Emit the data below verbatim, stripping out any pictures.
--- Begin Entries ---
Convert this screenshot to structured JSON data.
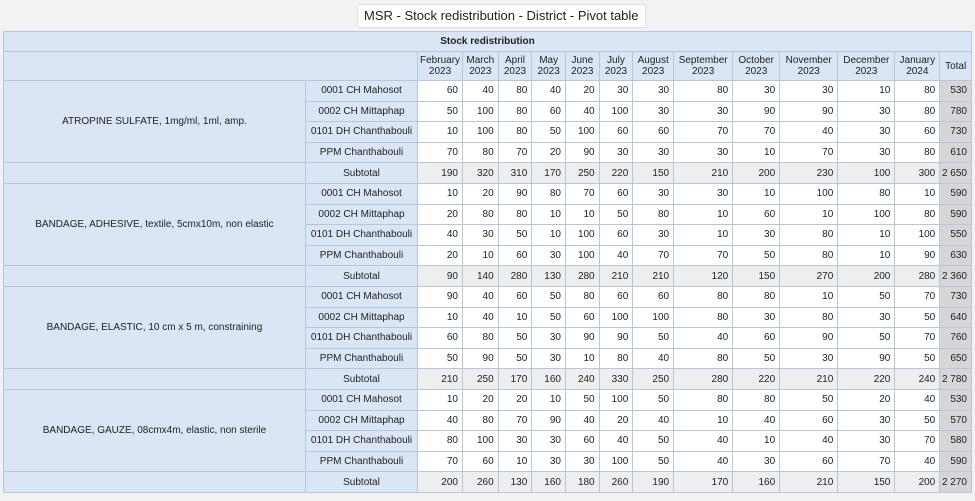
{
  "title": "MSR - Stock redistribution - District - Pivot table",
  "table_title": "Stock redistribution",
  "columns": [
    {
      "line1": "February",
      "line2": "2023"
    },
    {
      "line1": "March",
      "line2": "2023"
    },
    {
      "line1": "April",
      "line2": "2023"
    },
    {
      "line1": "May",
      "line2": "2023"
    },
    {
      "line1": "June",
      "line2": "2023"
    },
    {
      "line1": "July",
      "line2": "2023"
    },
    {
      "line1": "August",
      "line2": "2023"
    },
    {
      "line1": "September",
      "line2": "2023"
    },
    {
      "line1": "October",
      "line2": "2023"
    },
    {
      "line1": "November",
      "line2": "2023"
    },
    {
      "line1": "December",
      "line2": "2023"
    },
    {
      "line1": "January",
      "line2": "2024"
    }
  ],
  "total_label": "Total",
  "subtotal_label": "Subtotal",
  "groups": [
    {
      "product": "ATROPINE SULFATE, 1mg/ml, 1ml, amp.",
      "rows": [
        {
          "site": "0001 CH Mahosot",
          "values": [
            "60",
            "40",
            "80",
            "40",
            "20",
            "30",
            "30",
            "80",
            "30",
            "30",
            "10",
            "80"
          ],
          "total": "530"
        },
        {
          "site": "0002 CH Mittaphap",
          "values": [
            "50",
            "100",
            "80",
            "60",
            "40",
            "100",
            "30",
            "30",
            "90",
            "90",
            "30",
            "80"
          ],
          "total": "780"
        },
        {
          "site": "0101 DH Chanthabouli",
          "values": [
            "10",
            "100",
            "80",
            "50",
            "100",
            "60",
            "60",
            "70",
            "70",
            "40",
            "30",
            "60"
          ],
          "total": "730"
        },
        {
          "site": "PPM Chanthabouli",
          "values": [
            "70",
            "80",
            "70",
            "20",
            "90",
            "30",
            "30",
            "30",
            "10",
            "70",
            "30",
            "80"
          ],
          "total": "610"
        }
      ],
      "subtotal": {
        "values": [
          "190",
          "320",
          "310",
          "170",
          "250",
          "220",
          "150",
          "210",
          "200",
          "230",
          "100",
          "300"
        ],
        "total": "2 650"
      }
    },
    {
      "product": "BANDAGE, ADHESIVE, textile, 5cmx10m, non elastic",
      "rows": [
        {
          "site": "0001 CH Mahosot",
          "values": [
            "10",
            "20",
            "90",
            "80",
            "70",
            "60",
            "30",
            "30",
            "10",
            "100",
            "80",
            "10"
          ],
          "total": "590"
        },
        {
          "site": "0002 CH Mittaphap",
          "values": [
            "20",
            "80",
            "80",
            "10",
            "10",
            "50",
            "80",
            "10",
            "60",
            "10",
            "100",
            "80"
          ],
          "total": "590"
        },
        {
          "site": "0101 DH Chanthabouli",
          "values": [
            "40",
            "30",
            "50",
            "10",
            "100",
            "60",
            "30",
            "10",
            "30",
            "80",
            "10",
            "100"
          ],
          "total": "550"
        },
        {
          "site": "PPM Chanthabouli",
          "values": [
            "20",
            "10",
            "60",
            "30",
            "100",
            "40",
            "70",
            "70",
            "50",
            "80",
            "10",
            "90"
          ],
          "total": "630"
        }
      ],
      "subtotal": {
        "values": [
          "90",
          "140",
          "280",
          "130",
          "280",
          "210",
          "210",
          "120",
          "150",
          "270",
          "200",
          "280"
        ],
        "total": "2 360"
      }
    },
    {
      "product": "BANDAGE, ELASTIC, 10 cm x 5 m, constraining",
      "rows": [
        {
          "site": "0001 CH Mahosot",
          "values": [
            "90",
            "40",
            "60",
            "50",
            "80",
            "60",
            "60",
            "80",
            "80",
            "10",
            "50",
            "70"
          ],
          "total": "730"
        },
        {
          "site": "0002 CH Mittaphap",
          "values": [
            "10",
            "40",
            "10",
            "50",
            "60",
            "100",
            "100",
            "80",
            "30",
            "80",
            "30",
            "50"
          ],
          "total": "640"
        },
        {
          "site": "0101 DH Chanthabouli",
          "values": [
            "60",
            "80",
            "50",
            "30",
            "90",
            "90",
            "50",
            "40",
            "60",
            "90",
            "50",
            "70"
          ],
          "total": "760"
        },
        {
          "site": "PPM Chanthabouli",
          "values": [
            "50",
            "90",
            "50",
            "30",
            "10",
            "80",
            "40",
            "80",
            "50",
            "30",
            "90",
            "50"
          ],
          "total": "650"
        }
      ],
      "subtotal": {
        "values": [
          "210",
          "250",
          "170",
          "160",
          "240",
          "330",
          "250",
          "280",
          "220",
          "210",
          "220",
          "240"
        ],
        "total": "2 780"
      }
    },
    {
      "product": "BANDAGE, GAUZE, 08cmx4m, elastic, non sterile",
      "rows": [
        {
          "site": "0001 CH Mahosot",
          "values": [
            "10",
            "20",
            "20",
            "10",
            "50",
            "100",
            "50",
            "80",
            "80",
            "50",
            "20",
            "40"
          ],
          "total": "530"
        },
        {
          "site": "0002 CH Mittaphap",
          "values": [
            "40",
            "80",
            "70",
            "90",
            "40",
            "20",
            "40",
            "10",
            "40",
            "60",
            "30",
            "50"
          ],
          "total": "570"
        },
        {
          "site": "0101 DH Chanthabouli",
          "values": [
            "80",
            "100",
            "30",
            "30",
            "60",
            "40",
            "50",
            "40",
            "10",
            "40",
            "30",
            "70"
          ],
          "total": "580"
        },
        {
          "site": "PPM Chanthabouli",
          "values": [
            "70",
            "60",
            "10",
            "30",
            "30",
            "100",
            "50",
            "40",
            "30",
            "60",
            "70",
            "40"
          ],
          "total": "590"
        }
      ],
      "subtotal": {
        "values": [
          "200",
          "260",
          "130",
          "160",
          "180",
          "260",
          "190",
          "170",
          "160",
          "210",
          "150",
          "200"
        ],
        "total": "2 270"
      }
    }
  ]
}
--- End Entries ---
## Solution for this task
Convert this screenshot to structured JSON data.
{
  "title": "MSR - Stock redistribution - District - Pivot table",
  "table_title": "Stock redistribution",
  "columns": [
    {
      "line1": "February",
      "line2": "2023"
    },
    {
      "line1": "March",
      "line2": "2023"
    },
    {
      "line1": "April",
      "line2": "2023"
    },
    {
      "line1": "May",
      "line2": "2023"
    },
    {
      "line1": "June",
      "line2": "2023"
    },
    {
      "line1": "July",
      "line2": "2023"
    },
    {
      "line1": "August",
      "line2": "2023"
    },
    {
      "line1": "September",
      "line2": "2023"
    },
    {
      "line1": "October",
      "line2": "2023"
    },
    {
      "line1": "November",
      "line2": "2023"
    },
    {
      "line1": "December",
      "line2": "2023"
    },
    {
      "line1": "January",
      "line2": "2024"
    }
  ],
  "total_label": "Total",
  "subtotal_label": "Subtotal",
  "groups": [
    {
      "product": "ATROPINE SULFATE, 1mg/ml, 1ml, amp.",
      "rows": [
        {
          "site": "0001 CH Mahosot",
          "values": [
            "60",
            "40",
            "80",
            "40",
            "20",
            "30",
            "30",
            "80",
            "30",
            "30",
            "10",
            "80"
          ],
          "total": "530"
        },
        {
          "site": "0002 CH Mittaphap",
          "values": [
            "50",
            "100",
            "80",
            "60",
            "40",
            "100",
            "30",
            "30",
            "90",
            "90",
            "30",
            "80"
          ],
          "total": "780"
        },
        {
          "site": "0101 DH Chanthabouli",
          "values": [
            "10",
            "100",
            "80",
            "50",
            "100",
            "60",
            "60",
            "70",
            "70",
            "40",
            "30",
            "60"
          ],
          "total": "730"
        },
        {
          "site": "PPM Chanthabouli",
          "values": [
            "70",
            "80",
            "70",
            "20",
            "90",
            "30",
            "30",
            "30",
            "10",
            "70",
            "30",
            "80"
          ],
          "total": "610"
        }
      ],
      "subtotal": {
        "values": [
          "190",
          "320",
          "310",
          "170",
          "250",
          "220",
          "150",
          "210",
          "200",
          "230",
          "100",
          "300"
        ],
        "total": "2 650"
      }
    },
    {
      "product": "BANDAGE, ADHESIVE, textile, 5cmx10m, non elastic",
      "rows": [
        {
          "site": "0001 CH Mahosot",
          "values": [
            "10",
            "20",
            "90",
            "80",
            "70",
            "60",
            "30",
            "30",
            "10",
            "100",
            "80",
            "10"
          ],
          "total": "590"
        },
        {
          "site": "0002 CH Mittaphap",
          "values": [
            "20",
            "80",
            "80",
            "10",
            "10",
            "50",
            "80",
            "10",
            "60",
            "10",
            "100",
            "80"
          ],
          "total": "590"
        },
        {
          "site": "0101 DH Chanthabouli",
          "values": [
            "40",
            "30",
            "50",
            "10",
            "100",
            "60",
            "30",
            "10",
            "30",
            "80",
            "10",
            "100"
          ],
          "total": "550"
        },
        {
          "site": "PPM Chanthabouli",
          "values": [
            "20",
            "10",
            "60",
            "30",
            "100",
            "40",
            "70",
            "70",
            "50",
            "80",
            "10",
            "90"
          ],
          "total": "630"
        }
      ],
      "subtotal": {
        "values": [
          "90",
          "140",
          "280",
          "130",
          "280",
          "210",
          "210",
          "120",
          "150",
          "270",
          "200",
          "280"
        ],
        "total": "2 360"
      }
    },
    {
      "product": "BANDAGE, ELASTIC, 10 cm x 5 m, constraining",
      "rows": [
        {
          "site": "0001 CH Mahosot",
          "values": [
            "90",
            "40",
            "60",
            "50",
            "80",
            "60",
            "60",
            "80",
            "80",
            "10",
            "50",
            "70"
          ],
          "total": "730"
        },
        {
          "site": "0002 CH Mittaphap",
          "values": [
            "10",
            "40",
            "10",
            "50",
            "60",
            "100",
            "100",
            "80",
            "30",
            "80",
            "30",
            "50"
          ],
          "total": "640"
        },
        {
          "site": "0101 DH Chanthabouli",
          "values": [
            "60",
            "80",
            "50",
            "30",
            "90",
            "90",
            "50",
            "40",
            "60",
            "90",
            "50",
            "70"
          ],
          "total": "760"
        },
        {
          "site": "PPM Chanthabouli",
          "values": [
            "50",
            "90",
            "50",
            "30",
            "10",
            "80",
            "40",
            "80",
            "50",
            "30",
            "90",
            "50"
          ],
          "total": "650"
        }
      ],
      "subtotal": {
        "values": [
          "210",
          "250",
          "170",
          "160",
          "240",
          "330",
          "250",
          "280",
          "220",
          "210",
          "220",
          "240"
        ],
        "total": "2 780"
      }
    },
    {
      "product": "BANDAGE, GAUZE, 08cmx4m, elastic, non sterile",
      "rows": [
        {
          "site": "0001 CH Mahosot",
          "values": [
            "10",
            "20",
            "20",
            "10",
            "50",
            "100",
            "50",
            "80",
            "80",
            "50",
            "20",
            "40"
          ],
          "total": "530"
        },
        {
          "site": "0002 CH Mittaphap",
          "values": [
            "40",
            "80",
            "70",
            "90",
            "40",
            "20",
            "40",
            "10",
            "40",
            "60",
            "30",
            "50"
          ],
          "total": "570"
        },
        {
          "site": "0101 DH Chanthabouli",
          "values": [
            "80",
            "100",
            "30",
            "30",
            "60",
            "40",
            "50",
            "40",
            "10",
            "40",
            "30",
            "70"
          ],
          "total": "580"
        },
        {
          "site": "PPM Chanthabouli",
          "values": [
            "70",
            "60",
            "10",
            "30",
            "30",
            "100",
            "50",
            "40",
            "30",
            "60",
            "70",
            "40"
          ],
          "total": "590"
        }
      ],
      "subtotal": {
        "values": [
          "200",
          "260",
          "130",
          "160",
          "180",
          "260",
          "190",
          "170",
          "160",
          "210",
          "150",
          "200"
        ],
        "total": "2 270"
      }
    }
  ]
}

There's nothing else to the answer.